-- Start of INFORMATION PROVIDED --

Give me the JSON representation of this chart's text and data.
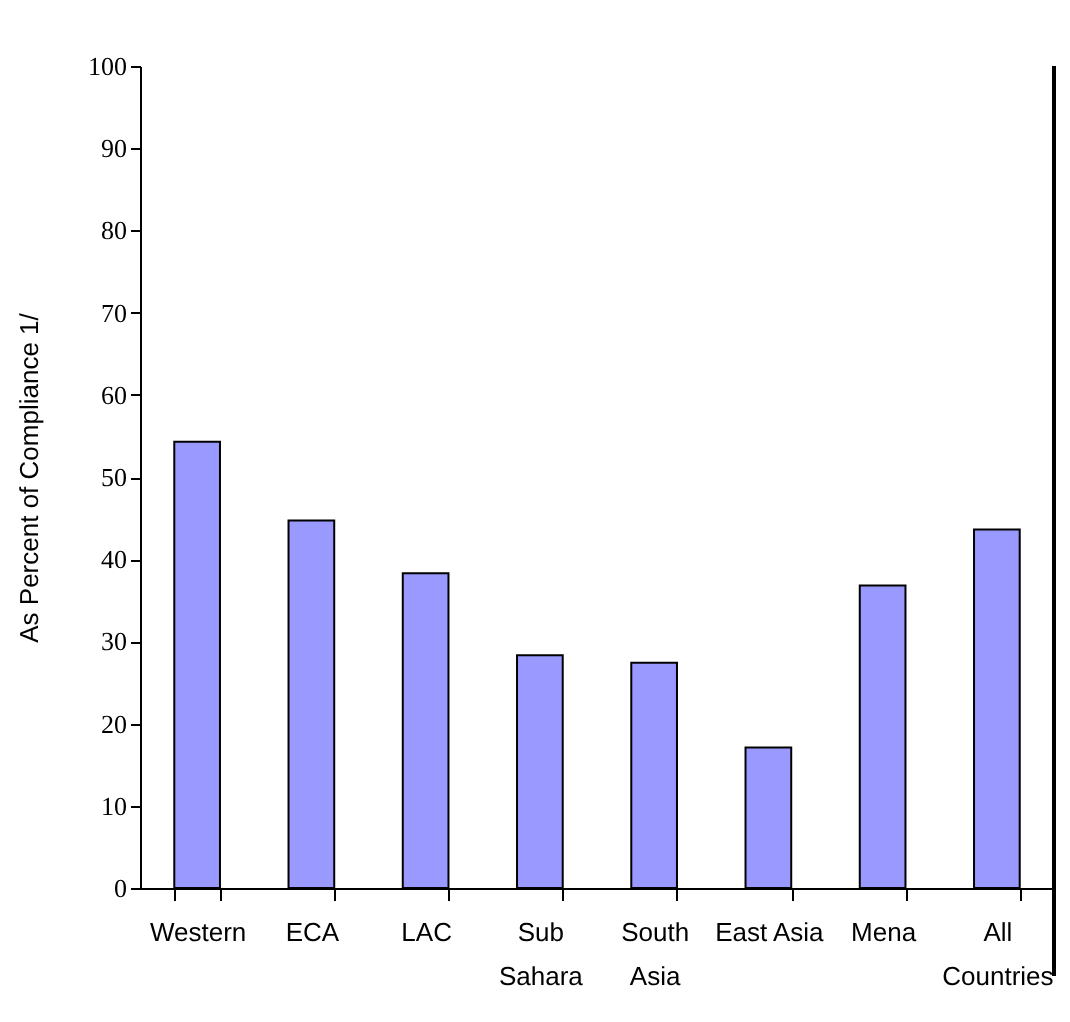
{
  "chart_data": {
    "type": "bar",
    "ylabel": "As Percent of Compliance 1/",
    "categories": [
      "Western",
      "ECA",
      "LAC",
      "Sub\nSahara",
      "South\nAsia",
      "East Asia",
      "Mena",
      "All\nCountries"
    ],
    "values": [
      54.3,
      44.7,
      38.3,
      28.3,
      27.4,
      17.1,
      36.8,
      43.6
    ],
    "color": "#9999ff",
    "ylim": [
      0,
      100
    ],
    "yticks": [
      0,
      10,
      20,
      30,
      40,
      50,
      60,
      70,
      80,
      90,
      100
    ],
    "grid": false
  }
}
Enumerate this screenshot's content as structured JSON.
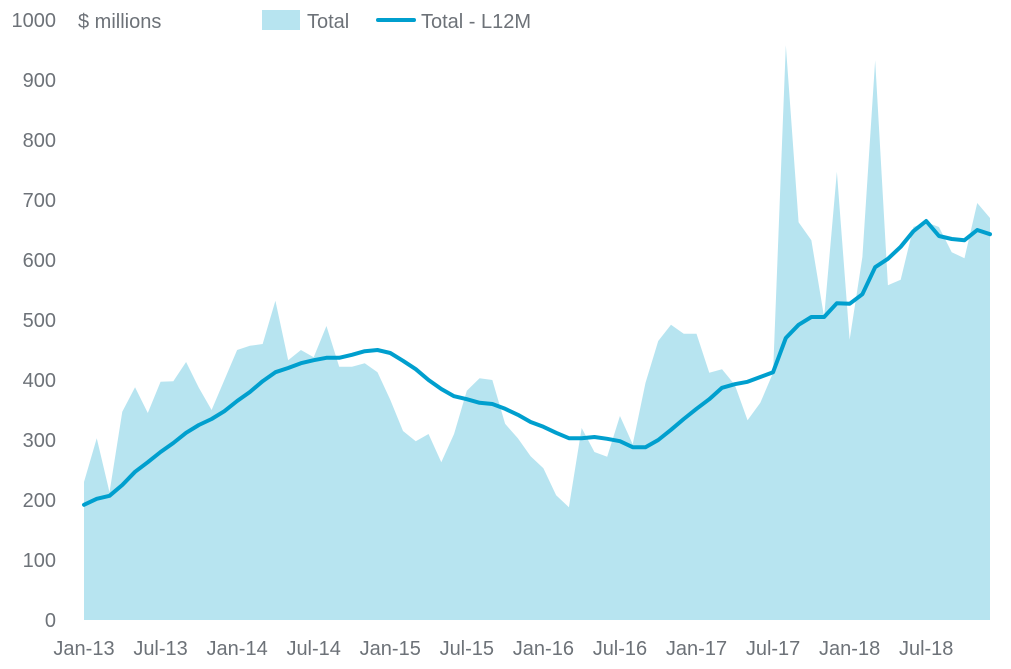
{
  "chart_data": {
    "type": "area",
    "title": "",
    "ylabel": "$ millions",
    "xlabel": "",
    "ylim": [
      0,
      1000
    ],
    "yticks": [
      0,
      100,
      200,
      300,
      400,
      500,
      600,
      700,
      800,
      900,
      1000
    ],
    "grid": false,
    "legend_position": "top",
    "colors": {
      "area": "#b7e4f0",
      "line": "#009fce",
      "text": "#6d7278"
    },
    "x_tick_labels": [
      "Jan-13",
      "Jul-13",
      "Jan-14",
      "Jul-14",
      "Jan-15",
      "Jul-15",
      "Jan-16",
      "Jul-16",
      "Jan-17",
      "Jul-17",
      "Jan-18",
      "Jul-18"
    ],
    "x_tick_every": 6,
    "start_month": "Jan-13",
    "series": [
      {
        "name": "Total",
        "type": "area",
        "values": [
          230,
          303,
          213,
          347,
          388,
          345,
          397,
          398,
          430,
          387,
          350,
          400,
          450,
          457,
          460,
          532,
          433,
          450,
          438,
          490,
          422,
          422,
          428,
          413,
          367,
          315,
          298,
          310,
          263,
          310,
          382,
          403,
          400,
          327,
          303,
          273,
          253,
          208,
          188,
          320,
          280,
          272,
          340,
          293,
          395,
          465,
          492,
          477,
          477,
          412,
          418,
          392,
          333,
          362,
          412,
          958,
          663,
          633,
          505,
          747,
          467,
          605,
          933,
          558,
          567,
          655,
          663,
          655,
          613,
          603,
          695,
          670
        ]
      },
      {
        "name": "Total - L12M",
        "type": "line",
        "values": [
          192,
          202,
          207,
          225,
          247,
          263,
          280,
          295,
          312,
          325,
          335,
          348,
          365,
          380,
          398,
          413,
          420,
          428,
          433,
          437,
          437,
          442,
          448,
          450,
          445,
          432,
          418,
          400,
          385,
          373,
          368,
          362,
          360,
          352,
          342,
          330,
          322,
          312,
          303,
          303,
          305,
          302,
          298,
          288,
          288,
          300,
          317,
          335,
          352,
          368,
          387,
          393,
          397,
          405,
          413,
          470,
          492,
          505,
          505,
          528,
          527,
          543,
          588,
          602,
          622,
          648,
          665,
          640,
          635,
          633,
          650,
          643
        ]
      }
    ]
  }
}
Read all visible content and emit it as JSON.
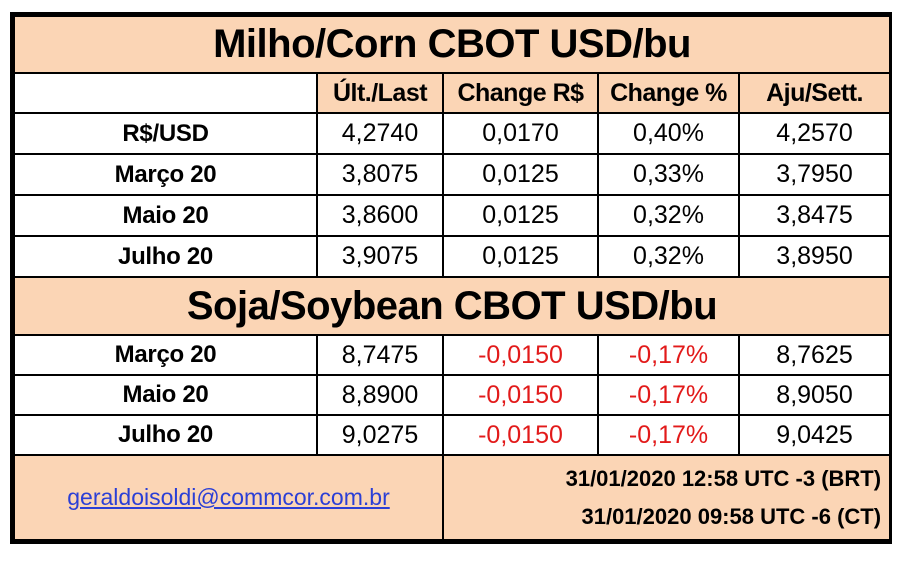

-- End of INFORMATION PROVIDED --

- _WHAT YOU WILL DO_
Output a faithful copy of the data, with each picture left out.

- _TASK ANSWER_
Give me the JSON representation of this chart's text and data.
{
  "chart_data": {
    "type": "bar",
    "ylabel": "As Percent of Compliance 1/",
    "categories": [
      "Western",
      "ECA",
      "LAC",
      "Sub\nSahara",
      "South\nAsia",
      "East Asia",
      "Mena",
      "All\nCountries"
    ],
    "values": [
      54.3,
      44.7,
      38.3,
      28.3,
      27.4,
      17.1,
      36.8,
      43.6
    ],
    "color": "#9999ff",
    "ylim": [
      0,
      100
    ],
    "yticks": [
      0,
      10,
      20,
      30,
      40,
      50,
      60,
      70,
      80,
      90,
      100
    ],
    "grid": false
  }
}
Enumerate this screenshot's content as structured JSON.
{
  "chart_data": {
    "type": "area",
    "title": "",
    "ylabel": "$ millions",
    "xlabel": "",
    "ylim": [
      0,
      1000
    ],
    "yticks": [
      0,
      100,
      200,
      300,
      400,
      500,
      600,
      700,
      800,
      900,
      1000
    ],
    "grid": false,
    "legend_position": "top",
    "colors": {
      "area": "#b7e4f0",
      "line": "#009fce",
      "text": "#6d7278"
    },
    "x_tick_labels": [
      "Jan-13",
      "Jul-13",
      "Jan-14",
      "Jul-14",
      "Jan-15",
      "Jul-15",
      "Jan-16",
      "Jul-16",
      "Jan-17",
      "Jul-17",
      "Jan-18",
      "Jul-18"
    ],
    "x_tick_every": 6,
    "start_month": "Jan-13",
    "series": [
      {
        "name": "Total",
        "type": "area",
        "values": [
          230,
          303,
          213,
          347,
          388,
          345,
          397,
          398,
          430,
          387,
          350,
          400,
          450,
          457,
          460,
          532,
          433,
          450,
          438,
          490,
          422,
          422,
          428,
          413,
          367,
          315,
          298,
          310,
          263,
          310,
          382,
          403,
          400,
          327,
          303,
          273,
          253,
          208,
          188,
          320,
          280,
          272,
          340,
          293,
          395,
          465,
          492,
          477,
          477,
          412,
          418,
          392,
          333,
          362,
          412,
          958,
          663,
          633,
          505,
          747,
          467,
          605,
          933,
          558,
          567,
          655,
          663,
          655,
          613,
          603,
          695,
          670
        ]
      },
      {
        "name": "Total - L12M",
        "type": "line",
        "values": [
          192,
          202,
          207,
          225,
          247,
          263,
          280,
          295,
          312,
          325,
          335,
          348,
          365,
          380,
          398,
          413,
          420,
          428,
          433,
          437,
          437,
          442,
          448,
          450,
          445,
          432,
          418,
          400,
          385,
          373,
          368,
          362,
          360,
          352,
          342,
          330,
          322,
          312,
          303,
          303,
          305,
          302,
          298,
          288,
          288,
          300,
          317,
          335,
          352,
          368,
          387,
          393,
          397,
          405,
          413,
          470,
          492,
          505,
          505,
          528,
          527,
          543,
          588,
          602,
          622,
          648,
          665,
          640,
          635,
          633,
          650,
          643
        ]
      }
    ]
  }
}
Read all visible content and emit it as JSON.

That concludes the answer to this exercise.